▶ 本文抜粋
- - - - - - -

鬼木体制で開幕4連勝と破竹の勢いを見せる鹿島アントラーズ。百年構想リーグを挟んでのJ1連覇という偉業達成は可能なのか。かつての「天才」から泥臭くハードワークできる司令塔へと変貌を遂げ、チームを中盤から支配する34歳の異能と芸術性に、サッカージャーナリスト・後藤健生が迫る!【第2回/全3回】
■「過去の人」ではない。34歳の天才が見せる完成形
手堅いサッカー。粘り強く、ひたすら勝負に徹するサッカー。今シーズンもそんな印象が強い鹿島アントラーズだが、芸術性を感じさせるとすれば、それはMF柴崎岳の存在だろう。
東京ヴェルディ戦でも、柴崎の存在感は抜群だった。
柴崎が素晴らしい選手であることは誰でも知っている事実である。「今さら、何を」と思われるかもしれない。
いや、柴崎はすでに34歳。当然のことながらフィジカル的にはピークを過ぎている。スペインのクラブで7シーズンを過ごして古巣の鹿島に復帰。日本代表では、カタール・ワールドカップで代表に選出されながら、出場機会を与えられず、以後は代表に招集されることもなくなっている。
「過去の人」と思われてもしかたがないのかもしれない。
だが、柴崎のプレースタイルは当然のことながら少しずつ変化しており、フィジカル能力などはともかくとして、審美的な観点から言えば現在の柴崎こそ最高の完成形と思わせるような優雅なプレーを見せているのだ。

- - - - - - -

▶ 提供資料

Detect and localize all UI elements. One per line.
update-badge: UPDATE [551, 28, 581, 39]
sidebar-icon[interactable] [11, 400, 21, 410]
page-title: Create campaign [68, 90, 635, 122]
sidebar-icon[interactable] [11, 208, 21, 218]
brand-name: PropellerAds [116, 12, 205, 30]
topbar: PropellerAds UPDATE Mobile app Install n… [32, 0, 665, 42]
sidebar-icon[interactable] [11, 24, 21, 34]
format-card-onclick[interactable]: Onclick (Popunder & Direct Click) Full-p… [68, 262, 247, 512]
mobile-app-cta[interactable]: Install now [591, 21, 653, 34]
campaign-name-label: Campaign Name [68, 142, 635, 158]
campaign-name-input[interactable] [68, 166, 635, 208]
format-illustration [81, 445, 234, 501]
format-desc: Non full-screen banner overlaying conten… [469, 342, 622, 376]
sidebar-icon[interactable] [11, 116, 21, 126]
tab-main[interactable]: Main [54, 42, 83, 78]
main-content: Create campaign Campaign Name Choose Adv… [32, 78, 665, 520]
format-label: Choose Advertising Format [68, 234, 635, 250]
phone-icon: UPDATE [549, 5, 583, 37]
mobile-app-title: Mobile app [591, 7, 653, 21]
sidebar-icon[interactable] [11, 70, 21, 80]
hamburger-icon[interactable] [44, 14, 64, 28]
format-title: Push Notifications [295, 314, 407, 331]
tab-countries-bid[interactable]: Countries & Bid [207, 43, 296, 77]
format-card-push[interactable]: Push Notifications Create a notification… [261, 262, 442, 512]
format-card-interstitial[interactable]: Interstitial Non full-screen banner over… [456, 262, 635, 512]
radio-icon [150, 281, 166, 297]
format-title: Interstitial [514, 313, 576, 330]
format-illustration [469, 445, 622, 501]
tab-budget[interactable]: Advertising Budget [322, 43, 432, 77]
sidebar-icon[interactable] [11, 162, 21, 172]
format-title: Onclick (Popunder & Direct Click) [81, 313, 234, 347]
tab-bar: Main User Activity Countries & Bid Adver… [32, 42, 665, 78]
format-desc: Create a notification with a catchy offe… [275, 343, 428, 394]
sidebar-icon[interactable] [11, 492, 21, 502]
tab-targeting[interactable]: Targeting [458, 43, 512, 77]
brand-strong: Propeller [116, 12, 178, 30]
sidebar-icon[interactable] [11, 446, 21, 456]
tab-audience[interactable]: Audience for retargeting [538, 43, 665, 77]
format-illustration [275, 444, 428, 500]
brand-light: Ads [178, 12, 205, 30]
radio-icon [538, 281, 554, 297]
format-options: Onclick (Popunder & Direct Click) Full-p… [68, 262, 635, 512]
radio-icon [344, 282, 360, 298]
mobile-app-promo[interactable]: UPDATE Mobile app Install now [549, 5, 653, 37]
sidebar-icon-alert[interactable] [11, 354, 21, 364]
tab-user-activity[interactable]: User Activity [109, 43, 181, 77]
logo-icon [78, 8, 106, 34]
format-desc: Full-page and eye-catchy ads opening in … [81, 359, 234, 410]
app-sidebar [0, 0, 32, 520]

- - - - - - -

▶ 課題について
本文によると、柴崎岳は古巣の鹿島に復帰する前に、スペインのクラブで何シーズンを過ごしましたか。

▶ 解答
7シーズンです。